# Problem to solve:
Restate each line word for word. Leave out every picture.
** START OF Input for this task **
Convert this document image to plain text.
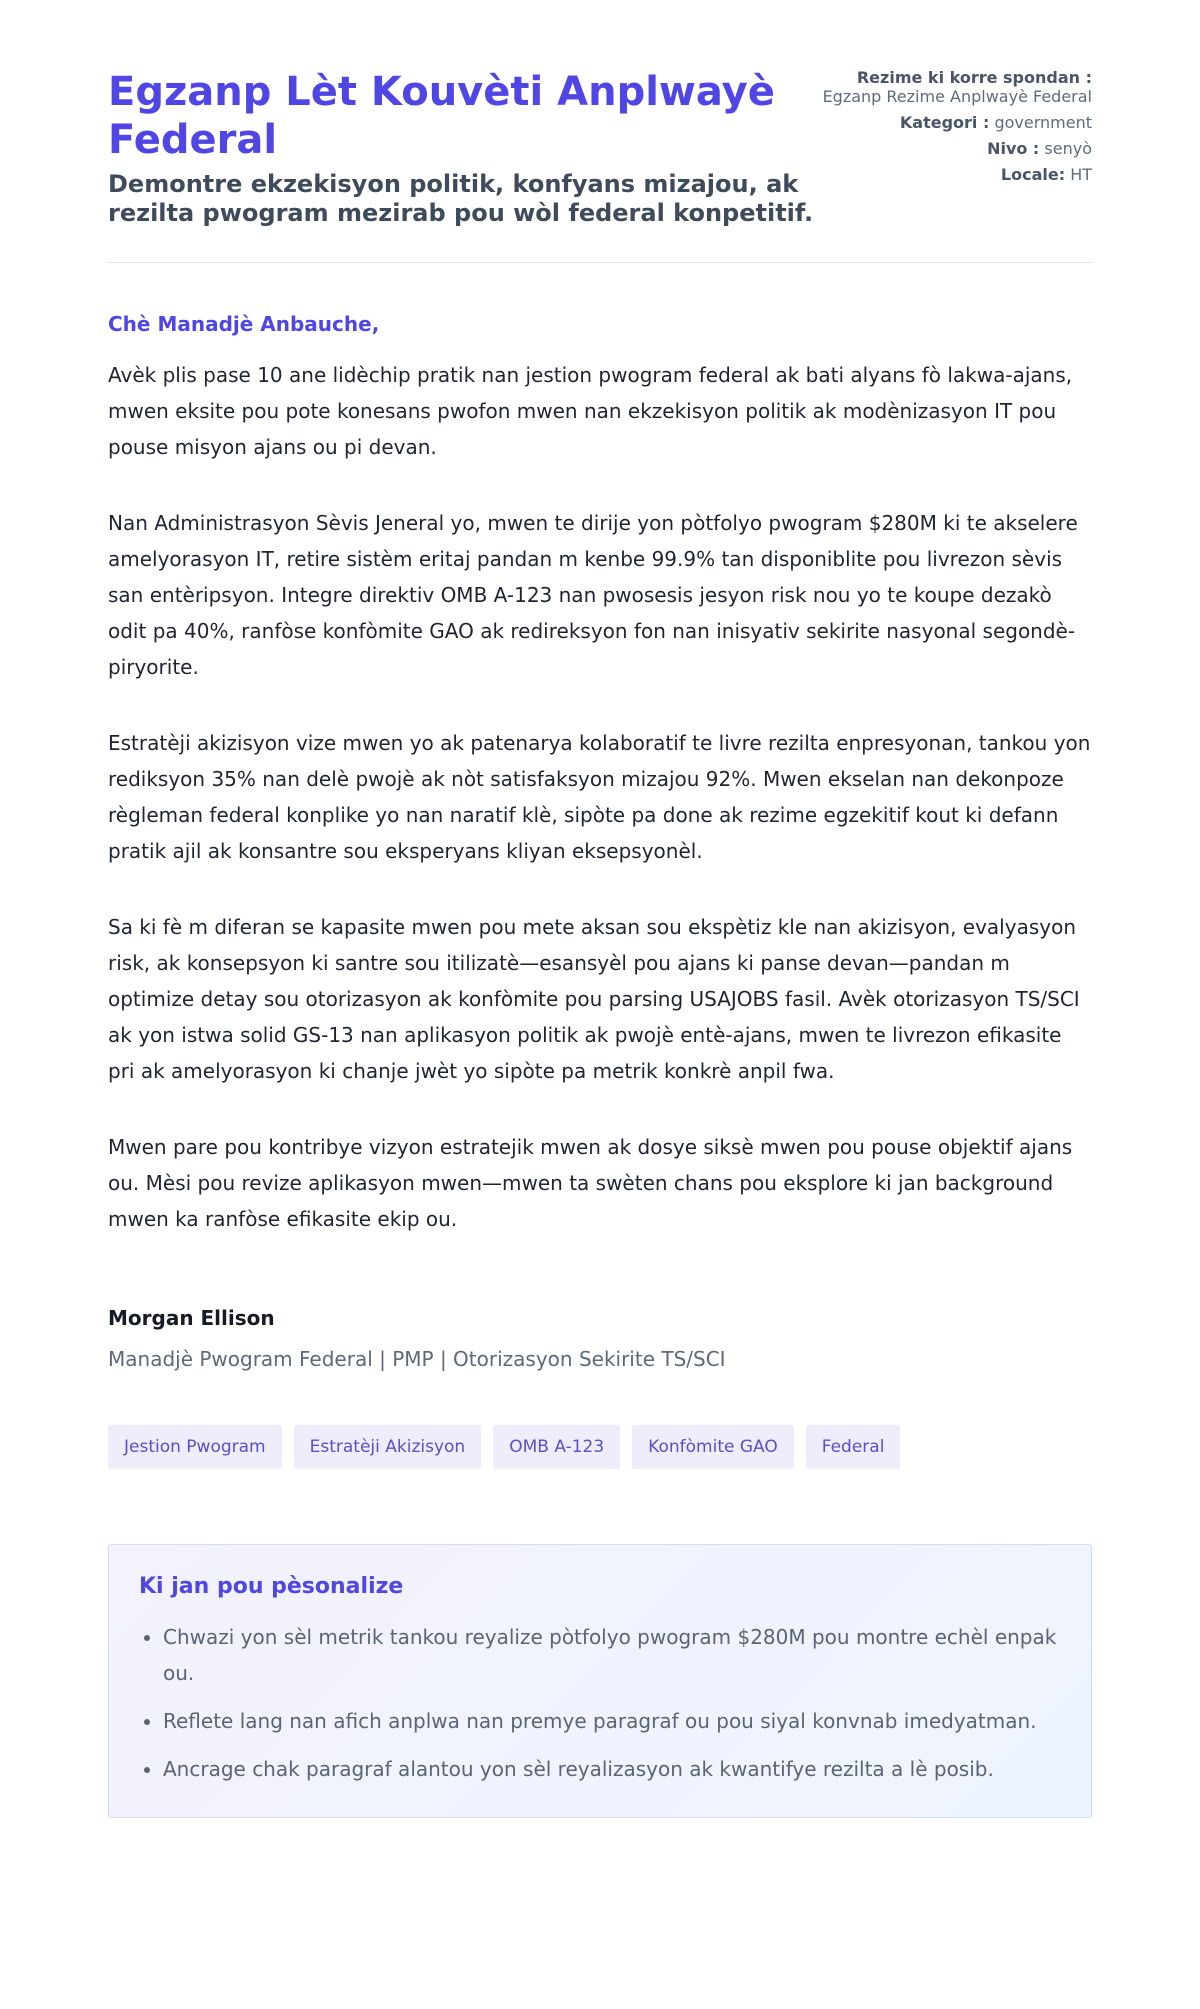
Egzanp Lèt Kouvèti Anplwayè Federal

Demontre ekzekisyon politik, konfyans mizajou, ak rezilta pwogram mezirab pou wòl federal konpetitif.

Rezime ki korre spondan :
Egzanp Rezime Anplwayè Federal
Kategori : government
Nivo : senyò
Locale: HT

Chè Manadjè Anbauche,

Avèk plis pase 10 ane lidèchip pratik nan jestion pwogram federal ak bati alyans fò lakwa-ajans, mwen eksite pou pote konesans pwofon mwen nan ekzekisyon politik ak modènizasyon IT pou pouse misyon ajans ou pi devan.

Nan Administrasyon Sèvis Jeneral yo, mwen te dirije yon pòtfolyo pwogram $280M ki te akselere amelyorasyon IT, retire sistèm eritaj pandan m kenbe 99.9% tan disponiblite pou livrezon sèvis san entèripsyon. Integre direktiv OMB A-123 nan pwosesis jesyon risk nou yo te koupe dezakò odit pa 40%, ranfòse konfòmite GAO ak redireksyon fon nan inisyativ sekirite nasyonal segondè-piryorite.

Estratèji akizisyon vize mwen yo ak patenarya kolaboratif te livre rezilta enpresyonan, tankou yon rediksyon 35% nan delè pwojè ak nòt satisfaksyon mizajou 92%. Mwen ekselan nan dekonpoze règleman federal konplike yo nan naratif klè, sipòte pa done ak rezime egzekitif kout ki defann pratik ajil ak konsantre sou eksperyans kliyan eksepsyonèl.

Sa ki fè m diferan se kapasite mwen pou mete aksan sou ekspètiz kle nan akizisyon, evalyasyon risk, ak konsepsyon ki santre sou itilizatè—esansyèl pou ajans ki panse devan—pandan m optimize detay sou otorizasyon ak konfòmite pou parsing USAJOBS fasil. Avèk otorizasyon TS/SCI ak yon istwa solid GS-13 nan aplikasyon politik ak pwojè entè-ajans, mwen te livrezon efikasite pri ak amelyorasyon ki chanje jwèt yo sipòte pa metrik konkrè anpil fwa.

Mwen pare pou kontribye vizyon estratejik mwen ak dosye siksè mwen pou pouse objektif ajans ou. Mèsi pou revize aplikasyon mwen—mwen ta swèten chans pou eksplore ki jan background mwen ka ranfòse efikasite ekip ou.

Morgan Ellison
Manadjè Pwogram Federal | PMP | Otorizasyon Sekirite TS/SCI
Jestion Pwogram	Estratèji Akizisyon	OMB A-123	Konfòmite GAO	Federal
Ki jan pou pèsonalize
• Chwazi yon sèl metrik tankou reyalize pòtfolyo pwogram $280M pou montre echèl enpak ou.
• Reflete lang nan afich anplwa nan premye paragraf ou pou siyal konvnab imedyatman.
• Ancrage chak paragraf alantou yon sèl reyalizasyon ak kwantifye rezilta a lè posib.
** END OF Input for this task **
# Reply:
Convert this document image to plain text.
Egzanp Lèt Kouvèti Anplwayè Federal

Demontre ekzekisyon politik, konfyans mizajou, ak rezilta pwogram mezirab pou wòl federal konpetitif.

Rezime ki korre spondan :
Egzanp Rezime Anplwayè Federal
Kategori : government
Nivo : senyò
Locale: HT

Chè Manadjè Anbauche,

Avèk plis pase 10 ane lidèchip pratik nan jestion pwogram federal ak bati alyans fò lakwa-ajans, mwen eksite pou pote konesans pwofon mwen nan ekzekisyon politik ak modènizasyon IT pou pouse misyon ajans ou pi devan.

Nan Administrasyon Sèvis Jeneral yo, mwen te dirije yon pòtfolyo pwogram $280M ki te akselere amelyorasyon IT, retire sistèm eritaj pandan m kenbe 99.9% tan disponiblite pou livrezon sèvis san entèripsyon. Integre direktiv OMB A-123 nan pwosesis jesyon risk nou yo te koupe dezakò odit pa 40%, ranfòse konfòmite GAO ak redireksyon fon nan inisyativ sekirite nasyonal segondè-piryorite.

Estratèji akizisyon vize mwen yo ak patenarya kolaboratif te livre rezilta enpresyonan, tankou yon rediksyon 35% nan delè pwojè ak nòt satisfaksyon mizajou 92%. Mwen ekselan nan dekonpoze règleman federal konplike yo nan naratif klè, sipòte pa done ak rezime egzekitif kout ki defann pratik ajil ak konsantre sou eksperyans kliyan eksepsyonèl.

Sa ki fè m diferan se kapasite mwen pou mete aksan sou ekspètiz kle nan akizisyon, evalyasyon risk, ak konsepsyon ki santre sou itilizatè—esansyèl pou ajans ki panse devan—pandan m optimize detay sou otorizasyon ak konfòmite pou parsing USAJOBS fasil. Avèk otorizasyon TS/SCI ak yon istwa solid GS-13 nan aplikasyon politik ak pwojè entè-ajans, mwen te livrezon efikasite pri ak amelyorasyon ki chanje jwèt yo sipòte pa metrik konkrè anpil fwa.

Mwen pare pou kontribye vizyon estratejik mwen ak dosye siksè mwen pou pouse objektif ajans ou. Mèsi pou revize aplikasyon mwen—mwen ta swèten chans pou eksplore ki jan background mwen ka ranfòse efikasite ekip ou.

Morgan Ellison
Manadjè Pwogram Federal | PMP | Otorizasyon Sekirite TS/SCI
Jestion Pwogram	Estratèji Akizisyon	OMB A-123	Konfòmite GAO	Federal
Ki jan pou pèsonalize
• Chwazi yon sèl metrik tankou reyalize pòtfolyo pwogram $280M pou montre echèl enpak ou.
• Reflete lang nan afich anplwa nan premye paragraf ou pou siyal konvnab imedyatman.
• Ancrage chak paragraf alantou yon sèl reyalizasyon ak kwantifye rezilta a lè posib.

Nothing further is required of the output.